begin Listing

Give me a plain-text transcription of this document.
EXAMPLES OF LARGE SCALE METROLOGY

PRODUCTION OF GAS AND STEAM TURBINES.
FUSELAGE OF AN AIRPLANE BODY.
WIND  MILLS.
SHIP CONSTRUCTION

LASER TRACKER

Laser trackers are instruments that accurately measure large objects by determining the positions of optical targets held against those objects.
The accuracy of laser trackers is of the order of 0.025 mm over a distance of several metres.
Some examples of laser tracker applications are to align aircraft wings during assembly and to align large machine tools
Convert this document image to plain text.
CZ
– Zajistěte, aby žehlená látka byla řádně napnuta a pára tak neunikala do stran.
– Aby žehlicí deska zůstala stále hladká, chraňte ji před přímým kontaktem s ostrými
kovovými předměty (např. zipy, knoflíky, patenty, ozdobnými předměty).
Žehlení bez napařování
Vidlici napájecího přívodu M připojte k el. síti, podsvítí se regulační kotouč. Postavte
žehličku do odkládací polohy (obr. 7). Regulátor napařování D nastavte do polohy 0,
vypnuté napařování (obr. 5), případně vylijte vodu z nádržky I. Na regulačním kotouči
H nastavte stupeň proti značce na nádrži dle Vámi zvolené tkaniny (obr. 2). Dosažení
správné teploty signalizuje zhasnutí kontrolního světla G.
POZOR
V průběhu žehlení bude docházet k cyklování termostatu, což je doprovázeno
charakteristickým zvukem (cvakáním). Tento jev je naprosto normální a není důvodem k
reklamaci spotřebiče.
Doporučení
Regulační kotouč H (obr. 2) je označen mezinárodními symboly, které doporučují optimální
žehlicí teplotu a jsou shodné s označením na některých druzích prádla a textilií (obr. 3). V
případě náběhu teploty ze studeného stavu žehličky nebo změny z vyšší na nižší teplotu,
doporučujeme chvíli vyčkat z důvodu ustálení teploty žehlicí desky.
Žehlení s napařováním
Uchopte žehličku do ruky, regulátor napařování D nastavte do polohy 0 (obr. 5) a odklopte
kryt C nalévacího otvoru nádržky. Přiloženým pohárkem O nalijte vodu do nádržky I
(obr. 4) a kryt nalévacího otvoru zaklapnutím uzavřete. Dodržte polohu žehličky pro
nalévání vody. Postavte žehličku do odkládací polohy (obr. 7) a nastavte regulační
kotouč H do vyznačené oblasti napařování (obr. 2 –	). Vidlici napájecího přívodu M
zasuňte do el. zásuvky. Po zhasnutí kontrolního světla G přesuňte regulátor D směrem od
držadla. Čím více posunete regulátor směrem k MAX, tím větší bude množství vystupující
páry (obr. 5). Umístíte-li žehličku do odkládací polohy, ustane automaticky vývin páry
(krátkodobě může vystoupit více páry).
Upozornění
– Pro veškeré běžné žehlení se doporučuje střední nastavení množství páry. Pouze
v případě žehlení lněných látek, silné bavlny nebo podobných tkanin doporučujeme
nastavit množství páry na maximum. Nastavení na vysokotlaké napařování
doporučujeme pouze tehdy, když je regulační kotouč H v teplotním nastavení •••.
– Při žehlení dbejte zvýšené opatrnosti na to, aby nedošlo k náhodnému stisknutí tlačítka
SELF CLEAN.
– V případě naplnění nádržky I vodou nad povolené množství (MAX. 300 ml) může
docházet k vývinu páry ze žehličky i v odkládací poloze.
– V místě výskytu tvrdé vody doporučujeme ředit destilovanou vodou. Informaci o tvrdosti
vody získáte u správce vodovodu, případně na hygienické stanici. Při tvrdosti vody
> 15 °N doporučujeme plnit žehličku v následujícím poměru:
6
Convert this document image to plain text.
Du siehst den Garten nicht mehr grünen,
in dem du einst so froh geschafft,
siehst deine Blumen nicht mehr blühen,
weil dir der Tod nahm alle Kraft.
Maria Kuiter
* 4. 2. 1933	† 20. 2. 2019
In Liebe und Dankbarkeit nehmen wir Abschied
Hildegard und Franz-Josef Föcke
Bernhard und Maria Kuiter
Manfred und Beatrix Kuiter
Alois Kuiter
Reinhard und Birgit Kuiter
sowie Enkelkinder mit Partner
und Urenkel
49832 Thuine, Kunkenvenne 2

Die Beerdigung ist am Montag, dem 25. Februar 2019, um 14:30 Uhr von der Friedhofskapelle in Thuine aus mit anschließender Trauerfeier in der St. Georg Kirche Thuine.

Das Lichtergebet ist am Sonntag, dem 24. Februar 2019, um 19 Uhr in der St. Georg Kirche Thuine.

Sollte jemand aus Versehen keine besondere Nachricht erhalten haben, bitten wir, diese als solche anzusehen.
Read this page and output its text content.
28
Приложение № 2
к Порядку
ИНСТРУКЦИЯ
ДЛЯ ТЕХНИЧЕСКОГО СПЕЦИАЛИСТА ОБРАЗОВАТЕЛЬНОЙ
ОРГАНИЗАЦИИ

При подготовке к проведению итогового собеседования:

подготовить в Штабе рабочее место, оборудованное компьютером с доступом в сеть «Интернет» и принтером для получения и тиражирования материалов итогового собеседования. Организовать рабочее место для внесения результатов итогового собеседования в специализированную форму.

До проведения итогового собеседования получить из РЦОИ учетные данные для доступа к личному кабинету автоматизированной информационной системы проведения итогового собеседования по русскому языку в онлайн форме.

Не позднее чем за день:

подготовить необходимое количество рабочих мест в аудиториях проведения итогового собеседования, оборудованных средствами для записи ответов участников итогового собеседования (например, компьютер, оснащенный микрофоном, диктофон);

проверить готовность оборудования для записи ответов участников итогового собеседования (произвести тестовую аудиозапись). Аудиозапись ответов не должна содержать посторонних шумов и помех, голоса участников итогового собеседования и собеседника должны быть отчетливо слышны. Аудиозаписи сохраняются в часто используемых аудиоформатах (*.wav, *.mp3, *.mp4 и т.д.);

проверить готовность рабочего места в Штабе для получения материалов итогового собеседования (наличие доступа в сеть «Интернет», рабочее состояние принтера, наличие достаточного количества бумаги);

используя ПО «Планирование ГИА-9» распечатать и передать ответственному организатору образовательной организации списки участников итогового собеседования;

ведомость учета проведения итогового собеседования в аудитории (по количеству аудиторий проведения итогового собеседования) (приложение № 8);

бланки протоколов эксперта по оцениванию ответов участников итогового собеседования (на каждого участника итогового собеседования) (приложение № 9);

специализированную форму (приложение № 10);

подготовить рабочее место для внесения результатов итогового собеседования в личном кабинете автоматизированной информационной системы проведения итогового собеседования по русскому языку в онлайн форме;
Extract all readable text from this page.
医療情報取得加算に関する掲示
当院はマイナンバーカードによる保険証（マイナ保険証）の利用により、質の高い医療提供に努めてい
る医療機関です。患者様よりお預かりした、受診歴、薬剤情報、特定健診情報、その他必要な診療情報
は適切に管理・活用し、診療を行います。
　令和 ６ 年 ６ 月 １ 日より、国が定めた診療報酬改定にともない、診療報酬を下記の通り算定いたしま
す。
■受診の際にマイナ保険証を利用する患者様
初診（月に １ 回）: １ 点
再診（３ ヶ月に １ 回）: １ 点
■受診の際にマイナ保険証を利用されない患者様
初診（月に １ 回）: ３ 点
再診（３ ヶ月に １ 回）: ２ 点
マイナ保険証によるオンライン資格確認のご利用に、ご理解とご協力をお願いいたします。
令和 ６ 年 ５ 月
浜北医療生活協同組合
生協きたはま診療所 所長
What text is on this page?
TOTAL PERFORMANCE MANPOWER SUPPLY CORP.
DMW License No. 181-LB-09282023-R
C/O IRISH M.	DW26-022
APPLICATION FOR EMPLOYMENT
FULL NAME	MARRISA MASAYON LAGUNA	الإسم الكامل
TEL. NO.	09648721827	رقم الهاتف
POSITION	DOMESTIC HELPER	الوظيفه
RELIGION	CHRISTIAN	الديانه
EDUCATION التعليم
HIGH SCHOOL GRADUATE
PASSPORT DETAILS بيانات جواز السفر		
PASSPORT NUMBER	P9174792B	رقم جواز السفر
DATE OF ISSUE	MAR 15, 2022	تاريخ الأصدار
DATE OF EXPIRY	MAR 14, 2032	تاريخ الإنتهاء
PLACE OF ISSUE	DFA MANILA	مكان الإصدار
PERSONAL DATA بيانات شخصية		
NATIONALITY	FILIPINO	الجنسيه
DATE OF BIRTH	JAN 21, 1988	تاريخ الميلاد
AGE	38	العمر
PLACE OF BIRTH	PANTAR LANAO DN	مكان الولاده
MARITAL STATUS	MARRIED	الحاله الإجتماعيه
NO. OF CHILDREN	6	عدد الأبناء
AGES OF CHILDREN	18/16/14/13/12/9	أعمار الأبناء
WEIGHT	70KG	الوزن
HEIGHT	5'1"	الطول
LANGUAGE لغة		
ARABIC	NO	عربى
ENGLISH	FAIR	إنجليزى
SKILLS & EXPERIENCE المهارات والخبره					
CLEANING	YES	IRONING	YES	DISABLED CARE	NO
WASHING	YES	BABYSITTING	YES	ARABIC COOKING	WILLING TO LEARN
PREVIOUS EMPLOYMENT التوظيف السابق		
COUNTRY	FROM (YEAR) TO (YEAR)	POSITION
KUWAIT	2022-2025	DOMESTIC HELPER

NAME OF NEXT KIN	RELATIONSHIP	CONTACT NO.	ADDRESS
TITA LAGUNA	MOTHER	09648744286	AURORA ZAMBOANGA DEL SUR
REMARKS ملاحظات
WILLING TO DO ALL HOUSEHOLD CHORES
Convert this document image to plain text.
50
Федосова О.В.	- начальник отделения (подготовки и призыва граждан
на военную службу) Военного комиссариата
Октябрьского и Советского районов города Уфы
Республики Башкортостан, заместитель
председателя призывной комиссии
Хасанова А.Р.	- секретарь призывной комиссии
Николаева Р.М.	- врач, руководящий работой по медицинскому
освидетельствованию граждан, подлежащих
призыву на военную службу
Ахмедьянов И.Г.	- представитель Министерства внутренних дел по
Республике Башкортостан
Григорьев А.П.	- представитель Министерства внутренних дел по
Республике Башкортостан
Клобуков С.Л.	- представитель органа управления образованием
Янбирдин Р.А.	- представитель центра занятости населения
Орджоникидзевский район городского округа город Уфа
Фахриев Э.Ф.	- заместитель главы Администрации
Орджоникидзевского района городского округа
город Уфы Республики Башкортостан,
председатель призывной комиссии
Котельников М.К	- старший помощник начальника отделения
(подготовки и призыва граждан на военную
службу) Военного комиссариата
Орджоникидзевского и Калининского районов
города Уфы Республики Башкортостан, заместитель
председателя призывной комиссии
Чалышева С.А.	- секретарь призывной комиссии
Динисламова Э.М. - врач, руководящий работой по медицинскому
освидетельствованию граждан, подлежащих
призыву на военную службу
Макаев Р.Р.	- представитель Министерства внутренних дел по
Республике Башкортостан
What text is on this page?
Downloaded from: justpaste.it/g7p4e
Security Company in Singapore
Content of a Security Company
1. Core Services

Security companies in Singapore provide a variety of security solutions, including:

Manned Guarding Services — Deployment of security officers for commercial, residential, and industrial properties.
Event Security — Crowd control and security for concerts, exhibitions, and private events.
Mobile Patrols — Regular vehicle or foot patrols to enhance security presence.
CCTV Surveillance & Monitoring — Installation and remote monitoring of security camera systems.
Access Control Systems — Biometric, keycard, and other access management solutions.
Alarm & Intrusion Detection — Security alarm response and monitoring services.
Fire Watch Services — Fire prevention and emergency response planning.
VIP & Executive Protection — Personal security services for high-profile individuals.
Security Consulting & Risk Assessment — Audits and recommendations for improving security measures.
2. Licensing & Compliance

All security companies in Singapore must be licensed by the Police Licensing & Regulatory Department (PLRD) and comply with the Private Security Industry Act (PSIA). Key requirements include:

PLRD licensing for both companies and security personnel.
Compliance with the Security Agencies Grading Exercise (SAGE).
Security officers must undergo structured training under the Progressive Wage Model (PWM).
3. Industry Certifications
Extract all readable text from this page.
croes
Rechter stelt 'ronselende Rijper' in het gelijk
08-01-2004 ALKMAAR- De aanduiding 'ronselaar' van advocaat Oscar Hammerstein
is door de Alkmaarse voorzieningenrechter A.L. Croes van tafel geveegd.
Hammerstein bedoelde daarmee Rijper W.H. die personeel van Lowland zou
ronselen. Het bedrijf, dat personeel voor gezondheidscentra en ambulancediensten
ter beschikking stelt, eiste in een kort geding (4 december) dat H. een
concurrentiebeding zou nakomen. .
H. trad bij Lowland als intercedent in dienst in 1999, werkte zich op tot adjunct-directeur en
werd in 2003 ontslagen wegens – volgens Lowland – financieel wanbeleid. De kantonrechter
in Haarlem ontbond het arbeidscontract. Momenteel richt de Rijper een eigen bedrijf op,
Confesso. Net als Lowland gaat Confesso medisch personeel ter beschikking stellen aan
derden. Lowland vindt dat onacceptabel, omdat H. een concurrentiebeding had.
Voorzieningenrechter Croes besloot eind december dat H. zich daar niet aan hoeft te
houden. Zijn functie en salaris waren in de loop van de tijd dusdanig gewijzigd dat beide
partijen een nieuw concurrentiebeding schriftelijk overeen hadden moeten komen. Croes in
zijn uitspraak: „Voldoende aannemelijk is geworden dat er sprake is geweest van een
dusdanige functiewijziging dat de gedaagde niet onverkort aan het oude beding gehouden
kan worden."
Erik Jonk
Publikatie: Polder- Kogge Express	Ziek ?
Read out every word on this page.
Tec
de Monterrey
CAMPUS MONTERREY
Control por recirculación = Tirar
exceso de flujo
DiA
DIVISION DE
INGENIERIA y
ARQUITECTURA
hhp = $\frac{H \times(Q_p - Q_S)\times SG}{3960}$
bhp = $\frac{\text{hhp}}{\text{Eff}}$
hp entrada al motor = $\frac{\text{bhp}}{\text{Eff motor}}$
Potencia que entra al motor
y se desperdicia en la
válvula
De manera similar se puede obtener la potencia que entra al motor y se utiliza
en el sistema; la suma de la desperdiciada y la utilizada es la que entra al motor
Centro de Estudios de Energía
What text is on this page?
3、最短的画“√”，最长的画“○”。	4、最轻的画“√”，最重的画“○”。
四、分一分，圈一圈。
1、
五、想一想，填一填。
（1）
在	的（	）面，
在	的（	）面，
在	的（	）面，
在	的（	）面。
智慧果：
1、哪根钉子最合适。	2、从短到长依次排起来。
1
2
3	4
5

end Listing

*Given instruction:*
Find each line that has the word "участников", then copy it out.

*Exercise response:*
подготовить необходимое количество рабочих мест в аудиториях проведения итогового собеседования, оборудованных средствами для записи ответов участников итогового собеседования (например, компьютер, оснащенный микрофоном, диктофон);
проверить готовность оборудования для записи ответов участников итогового собеседования (произвести тестовую аудиозапись). Аудиозапись ответов не должна содержать посторонних шумов и помех, голоса участников итогового собеседования и собеседника должны быть отчетливо слышны. Аудиозаписи сохраняются в часто используемых аудиоформатах (*.wav, *.mp3, *.mp4 и т.д.);
используя ПО «Планирование ГИА-9» распечатать и передать ответственному организатору образовательной организации списки участников итогового собеседования;
бланки протоколов эксперта по оцениванию ответов участников итогового собеседования (на каждого участника итогового собеседования) (приложение № 9);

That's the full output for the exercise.